EXERCISE OBJECTIVE:
Output the data below in full, character for character.

□ □ □

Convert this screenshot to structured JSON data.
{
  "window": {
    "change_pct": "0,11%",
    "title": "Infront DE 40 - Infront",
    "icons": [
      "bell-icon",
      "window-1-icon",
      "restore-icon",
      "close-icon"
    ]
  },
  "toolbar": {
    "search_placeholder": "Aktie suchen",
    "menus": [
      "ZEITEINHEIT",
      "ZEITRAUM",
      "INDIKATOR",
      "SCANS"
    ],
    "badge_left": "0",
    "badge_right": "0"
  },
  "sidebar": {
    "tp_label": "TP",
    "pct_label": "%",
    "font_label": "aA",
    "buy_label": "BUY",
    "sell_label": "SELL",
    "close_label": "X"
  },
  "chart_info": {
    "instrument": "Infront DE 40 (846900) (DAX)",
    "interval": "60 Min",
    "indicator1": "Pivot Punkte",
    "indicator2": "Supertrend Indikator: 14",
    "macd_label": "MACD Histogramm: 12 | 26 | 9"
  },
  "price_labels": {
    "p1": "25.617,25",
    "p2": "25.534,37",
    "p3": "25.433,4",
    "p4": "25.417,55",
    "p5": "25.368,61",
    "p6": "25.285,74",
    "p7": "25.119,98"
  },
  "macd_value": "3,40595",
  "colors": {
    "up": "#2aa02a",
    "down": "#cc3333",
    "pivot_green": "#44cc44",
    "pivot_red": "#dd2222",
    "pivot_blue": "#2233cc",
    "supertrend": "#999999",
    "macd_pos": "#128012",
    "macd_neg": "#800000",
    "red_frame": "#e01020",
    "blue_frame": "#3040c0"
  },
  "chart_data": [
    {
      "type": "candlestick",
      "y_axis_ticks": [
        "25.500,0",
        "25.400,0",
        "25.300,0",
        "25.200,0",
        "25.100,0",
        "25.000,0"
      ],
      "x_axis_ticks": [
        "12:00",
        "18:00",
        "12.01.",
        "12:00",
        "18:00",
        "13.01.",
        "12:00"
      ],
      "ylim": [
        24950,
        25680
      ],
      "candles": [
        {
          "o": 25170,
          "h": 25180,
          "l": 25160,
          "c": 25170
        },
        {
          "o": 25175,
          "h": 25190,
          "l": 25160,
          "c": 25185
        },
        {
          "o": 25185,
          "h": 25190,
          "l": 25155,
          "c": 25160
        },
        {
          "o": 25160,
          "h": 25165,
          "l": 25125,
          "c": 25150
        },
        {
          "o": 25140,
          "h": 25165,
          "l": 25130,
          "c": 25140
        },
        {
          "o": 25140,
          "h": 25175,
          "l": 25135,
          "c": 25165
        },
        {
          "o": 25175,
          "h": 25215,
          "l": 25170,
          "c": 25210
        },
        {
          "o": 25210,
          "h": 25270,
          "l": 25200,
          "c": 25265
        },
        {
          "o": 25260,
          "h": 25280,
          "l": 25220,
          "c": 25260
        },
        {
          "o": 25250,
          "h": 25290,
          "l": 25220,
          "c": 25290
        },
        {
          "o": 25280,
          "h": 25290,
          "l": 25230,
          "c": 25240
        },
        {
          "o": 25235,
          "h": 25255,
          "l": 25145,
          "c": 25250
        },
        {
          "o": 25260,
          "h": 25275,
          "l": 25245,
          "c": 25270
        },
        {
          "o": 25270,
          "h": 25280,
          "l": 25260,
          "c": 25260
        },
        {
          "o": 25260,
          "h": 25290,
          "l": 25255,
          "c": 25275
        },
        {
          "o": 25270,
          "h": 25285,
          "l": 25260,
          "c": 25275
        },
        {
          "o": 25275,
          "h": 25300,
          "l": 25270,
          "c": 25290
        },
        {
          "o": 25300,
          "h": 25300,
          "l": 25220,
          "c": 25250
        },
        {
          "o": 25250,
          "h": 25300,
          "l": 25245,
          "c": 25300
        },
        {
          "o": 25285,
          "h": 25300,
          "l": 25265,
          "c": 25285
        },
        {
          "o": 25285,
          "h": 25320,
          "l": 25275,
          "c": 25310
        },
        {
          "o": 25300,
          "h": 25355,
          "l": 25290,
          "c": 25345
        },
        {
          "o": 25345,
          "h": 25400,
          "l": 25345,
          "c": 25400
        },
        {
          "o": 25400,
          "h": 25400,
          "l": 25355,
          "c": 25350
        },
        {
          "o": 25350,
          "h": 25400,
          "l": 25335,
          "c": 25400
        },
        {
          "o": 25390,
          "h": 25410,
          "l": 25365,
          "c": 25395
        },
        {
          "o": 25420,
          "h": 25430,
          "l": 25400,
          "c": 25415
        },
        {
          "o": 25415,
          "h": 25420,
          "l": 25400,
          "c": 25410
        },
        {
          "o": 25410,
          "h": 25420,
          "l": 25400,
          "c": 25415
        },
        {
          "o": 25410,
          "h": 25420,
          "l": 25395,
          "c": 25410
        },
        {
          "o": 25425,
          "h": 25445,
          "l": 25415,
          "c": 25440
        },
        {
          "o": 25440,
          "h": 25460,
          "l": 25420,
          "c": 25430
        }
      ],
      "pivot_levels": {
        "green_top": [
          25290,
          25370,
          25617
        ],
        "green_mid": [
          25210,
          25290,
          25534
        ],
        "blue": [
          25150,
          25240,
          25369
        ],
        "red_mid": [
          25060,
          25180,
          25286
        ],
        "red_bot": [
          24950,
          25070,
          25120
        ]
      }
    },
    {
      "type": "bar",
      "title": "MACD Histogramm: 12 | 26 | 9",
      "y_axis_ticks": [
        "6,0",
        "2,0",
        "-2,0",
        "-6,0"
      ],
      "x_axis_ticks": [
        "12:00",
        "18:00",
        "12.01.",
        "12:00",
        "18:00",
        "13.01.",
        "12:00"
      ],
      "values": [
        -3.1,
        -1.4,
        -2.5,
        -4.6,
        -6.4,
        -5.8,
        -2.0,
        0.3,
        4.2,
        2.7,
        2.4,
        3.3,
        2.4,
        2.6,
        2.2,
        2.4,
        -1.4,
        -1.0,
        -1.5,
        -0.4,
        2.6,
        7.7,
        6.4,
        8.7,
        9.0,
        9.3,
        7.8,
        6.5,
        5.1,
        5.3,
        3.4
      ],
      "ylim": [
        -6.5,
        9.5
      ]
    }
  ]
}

□ □ □

WORKED SOLUTION:
Convert this screenshot to structured JSON data.
{
  "window": {
    "change_pct": "0,11%",
    "title": "Infront DE 40 - Infront",
    "icons": [
      "bell-icon",
      "window-1-icon",
      "restore-icon",
      "close-icon"
    ]
  },
  "toolbar": {
    "search_placeholder": "Aktie suchen",
    "menus": [
      "ZEITEINHEIT",
      "ZEITRAUM",
      "INDIKATOR",
      "SCANS"
    ],
    "badge_left": "0",
    "badge_right": "0"
  },
  "sidebar": {
    "tp_label": "TP",
    "pct_label": "%",
    "font_label": "aA",
    "buy_label": "BUY",
    "sell_label": "SELL",
    "close_label": "X"
  },
  "chart_info": {
    "instrument": "Infront DE 40 (846900) (DAX)",
    "interval": "60 Min",
    "indicator1": "Pivot Punkte",
    "indicator2": "Supertrend Indikator: 14",
    "macd_label": "MACD Histogramm: 12 | 26 | 9"
  },
  "price_labels": {
    "p1": "25.617,25",
    "p2": "25.534,37",
    "p3": "25.433,4",
    "p4": "25.417,55",
    "p5": "25.368,61",
    "p6": "25.285,74",
    "p7": "25.119,98"
  },
  "macd_value": "3,40595",
  "colors": {
    "up": "#2aa02a",
    "down": "#cc3333",
    "pivot_green": "#44cc44",
    "pivot_red": "#dd2222",
    "pivot_blue": "#2233cc",
    "supertrend": "#999999",
    "macd_pos": "#128012",
    "macd_neg": "#800000",
    "red_frame": "#e01020",
    "blue_frame": "#3040c0"
  },
  "chart_data": [
    {
      "type": "candlestick",
      "y_axis_ticks": [
        "25.500,0",
        "25.400,0",
        "25.300,0",
        "25.200,0",
        "25.100,0",
        "25.000,0"
      ],
      "x_axis_ticks": [
        "12:00",
        "18:00",
        "12.01.",
        "12:00",
        "18:00",
        "13.01.",
        "12:00"
      ],
      "ylim": [
        24950,
        25680
      ],
      "candles": [
        {
          "o": 25170,
          "h": 25180,
          "l": 25160,
          "c": 25170
        },
        {
          "o": 25175,
          "h": 25190,
          "l": 25160,
          "c": 25185
        },
        {
          "o": 25185,
          "h": 25190,
          "l": 25155,
          "c": 25160
        },
        {
          "o": 25160,
          "h": 25165,
          "l": 25125,
          "c": 25150
        },
        {
          "o": 25140,
          "h": 25165,
          "l": 25130,
          "c": 25140
        },
        {
          "o": 25140,
          "h": 25175,
          "l": 25135,
          "c": 25165
        },
        {
          "o": 25175,
          "h": 25215,
          "l": 25170,
          "c": 25210
        },
        {
          "o": 25210,
          "h": 25270,
          "l": 25200,
          "c": 25265
        },
        {
          "o": 25260,
          "h": 25280,
          "l": 25220,
          "c": 25260
        },
        {
          "o": 25250,
          "h": 25290,
          "l": 25220,
          "c": 25290
        },
        {
          "o": 25280,
          "h": 25290,
          "l": 25230,
          "c": 25240
        },
        {
          "o": 25235,
          "h": 25255,
          "l": 25145,
          "c": 25250
        },
        {
          "o": 25260,
          "h": 25275,
          "l": 25245,
          "c": 25270
        },
        {
          "o": 25270,
          "h": 25280,
          "l": 25260,
          "c": 25260
        },
        {
          "o": 25260,
          "h": 25290,
          "l": 25255,
          "c": 25275
        },
        {
          "o": 25270,
          "h": 25285,
          "l": 25260,
          "c": 25275
        },
        {
          "o": 25275,
          "h": 25300,
          "l": 25270,
          "c": 25290
        },
        {
          "o": 25300,
          "h": 25300,
          "l": 25220,
          "c": 25250
        },
        {
          "o": 25250,
          "h": 25300,
          "l": 25245,
          "c": 25300
        },
        {
          "o": 25285,
          "h": 25300,
          "l": 25265,
          "c": 25285
        },
        {
          "o": 25285,
          "h": 25320,
          "l": 25275,
          "c": 25310
        },
        {
          "o": 25300,
          "h": 25355,
          "l": 25290,
          "c": 25345
        },
        {
          "o": 25345,
          "h": 25400,
          "l": 25345,
          "c": 25400
        },
        {
          "o": 25400,
          "h": 25400,
          "l": 25355,
          "c": 25350
        },
        {
          "o": 25350,
          "h": 25400,
          "l": 25335,
          "c": 25400
        },
        {
          "o": 25390,
          "h": 25410,
          "l": 25365,
          "c": 25395
        },
        {
          "o": 25420,
          "h": 25430,
          "l": 25400,
          "c": 25415
        },
        {
          "o": 25415,
          "h": 25420,
          "l": 25400,
          "c": 25410
        },
        {
          "o": 25410,
          "h": 25420,
          "l": 25400,
          "c": 25415
        },
        {
          "o": 25410,
          "h": 25420,
          "l": 25395,
          "c": 25410
        },
        {
          "o": 25425,
          "h": 25445,
          "l": 25415,
          "c": 25440
        },
        {
          "o": 25440,
          "h": 25460,
          "l": 25420,
          "c": 25430
        }
      ],
      "pivot_levels": {
        "green_top": [
          25290,
          25370,
          25617
        ],
        "green_mid": [
          25210,
          25290,
          25534
        ],
        "blue": [
          25150,
          25240,
          25369
        ],
        "red_mid": [
          25060,
          25180,
          25286
        ],
        "red_bot": [
          24950,
          25070,
          25120
        ]
      }
    },
    {
      "type": "bar",
      "title": "MACD Histogramm: 12 | 26 | 9",
      "y_axis_ticks": [
        "6,0",
        "2,0",
        "-2,0",
        "-6,0"
      ],
      "x_axis_ticks": [
        "12:00",
        "18:00",
        "12.01.",
        "12:00",
        "18:00",
        "13.01.",
        "12:00"
      ],
      "values": [
        -3.1,
        -1.4,
        -2.5,
        -4.6,
        -6.4,
        -5.8,
        -2.0,
        0.3,
        4.2,
        2.7,
        2.4,
        3.3,
        2.4,
        2.6,
        2.2,
        2.4,
        -1.4,
        -1.0,
        -1.5,
        -0.4,
        2.6,
        7.7,
        6.4,
        8.7,
        9.0,
        9.3,
        7.8,
        6.5,
        5.1,
        5.3,
        3.4
      ],
      "ylim": [
        -6.5,
        9.5
      ]
    }
  ]
}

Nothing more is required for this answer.